### TO BE DONE:
Update the records from the start through the line containing "The computer system 100 is at (148, 492).", changing "preferred embodiment" to "exemplary embodiment" and keeping everything else the same.

### DATA EXTRACT:
###
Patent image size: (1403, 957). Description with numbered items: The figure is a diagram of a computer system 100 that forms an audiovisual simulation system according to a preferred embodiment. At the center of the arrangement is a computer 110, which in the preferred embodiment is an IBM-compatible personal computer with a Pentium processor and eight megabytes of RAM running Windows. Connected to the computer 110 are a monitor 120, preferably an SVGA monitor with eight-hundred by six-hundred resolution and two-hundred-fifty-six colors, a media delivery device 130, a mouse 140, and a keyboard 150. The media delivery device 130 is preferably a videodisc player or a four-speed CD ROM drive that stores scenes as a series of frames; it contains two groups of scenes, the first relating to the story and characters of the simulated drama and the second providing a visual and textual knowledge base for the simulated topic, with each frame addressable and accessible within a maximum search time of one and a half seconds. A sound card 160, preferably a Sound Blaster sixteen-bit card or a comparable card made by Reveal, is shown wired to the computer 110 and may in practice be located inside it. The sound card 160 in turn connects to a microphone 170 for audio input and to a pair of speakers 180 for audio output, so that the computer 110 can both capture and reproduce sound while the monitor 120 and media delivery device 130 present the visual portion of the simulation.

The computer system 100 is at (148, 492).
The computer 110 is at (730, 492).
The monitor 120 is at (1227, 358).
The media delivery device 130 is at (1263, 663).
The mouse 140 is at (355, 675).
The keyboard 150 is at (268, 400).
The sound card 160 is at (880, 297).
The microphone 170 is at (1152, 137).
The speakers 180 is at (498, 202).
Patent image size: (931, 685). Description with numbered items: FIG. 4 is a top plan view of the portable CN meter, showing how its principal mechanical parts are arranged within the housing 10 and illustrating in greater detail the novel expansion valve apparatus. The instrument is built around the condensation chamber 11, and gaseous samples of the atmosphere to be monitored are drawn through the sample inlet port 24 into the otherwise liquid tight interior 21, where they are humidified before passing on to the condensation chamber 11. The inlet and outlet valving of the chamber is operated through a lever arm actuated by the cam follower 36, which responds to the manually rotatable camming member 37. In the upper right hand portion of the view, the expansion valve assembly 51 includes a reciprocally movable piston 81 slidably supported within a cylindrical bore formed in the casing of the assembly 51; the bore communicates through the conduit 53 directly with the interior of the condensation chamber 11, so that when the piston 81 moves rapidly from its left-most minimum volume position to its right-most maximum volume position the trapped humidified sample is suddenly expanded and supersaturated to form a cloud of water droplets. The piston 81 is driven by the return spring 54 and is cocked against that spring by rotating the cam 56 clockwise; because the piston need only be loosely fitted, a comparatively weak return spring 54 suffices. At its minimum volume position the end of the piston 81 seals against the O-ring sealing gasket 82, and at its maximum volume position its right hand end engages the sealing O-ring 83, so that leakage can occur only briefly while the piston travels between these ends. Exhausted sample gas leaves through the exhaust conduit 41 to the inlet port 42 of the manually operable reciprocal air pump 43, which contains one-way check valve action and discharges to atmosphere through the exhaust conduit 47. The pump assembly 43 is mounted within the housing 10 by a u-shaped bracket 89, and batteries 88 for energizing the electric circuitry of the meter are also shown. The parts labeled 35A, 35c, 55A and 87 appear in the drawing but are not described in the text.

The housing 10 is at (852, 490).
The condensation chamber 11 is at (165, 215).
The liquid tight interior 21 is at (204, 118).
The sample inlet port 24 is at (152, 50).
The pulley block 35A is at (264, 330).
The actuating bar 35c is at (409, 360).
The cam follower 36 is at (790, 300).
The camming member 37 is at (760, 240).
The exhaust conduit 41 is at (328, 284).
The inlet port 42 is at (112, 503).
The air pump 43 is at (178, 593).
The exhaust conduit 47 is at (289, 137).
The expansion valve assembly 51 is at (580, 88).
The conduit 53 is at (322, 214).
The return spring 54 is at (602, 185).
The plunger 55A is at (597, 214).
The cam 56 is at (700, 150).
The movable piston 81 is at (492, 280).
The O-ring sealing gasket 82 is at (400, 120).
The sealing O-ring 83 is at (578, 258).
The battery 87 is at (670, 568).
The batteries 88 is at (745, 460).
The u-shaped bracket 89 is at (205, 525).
###
### RESPONSE:
Patent image size: (1403, 957). Description with numbered items: The figure is a diagram of a computer system 100 that forms an audiovisual simulation system according to a exemplary embodiment. At the center of the arrangement is a computer 110, which in the exemplary embodiment is an IBM-compatible personal computer with a Pentium processor and eight megabytes of RAM running Windows. Connected to the computer 110 are a monitor 120, preferably an SVGA monitor with eight-hundred by six-hundred resolution and two-hundred-fifty-six colors, a media delivery device 130, a mouse 140, and a keyboard 150. The media delivery device 130 is preferably a videodisc player or a four-speed CD ROM drive that stores scenes as a series of frames; it contains two groups of scenes, the first relating to the story and characters of the simulated drama and the second providing a visual and textual knowledge base for the simulated topic, with each frame addressable and accessible within a maximum search time of one and a half seconds. A sound card 160, preferably a Sound Blaster sixteen-bit card or a comparable card made by Reveal, is shown wired to the computer 110 and may in practice be located inside it. The sound card 160 in turn connects to a microphone 170 for audio input and to a pair of speakers 180 for audio output, so that the computer 110 can both capture and reproduce sound while the monitor 120 and media delivery device 130 present the visual portion of the simulation.

The computer system 100 is at (148, 492).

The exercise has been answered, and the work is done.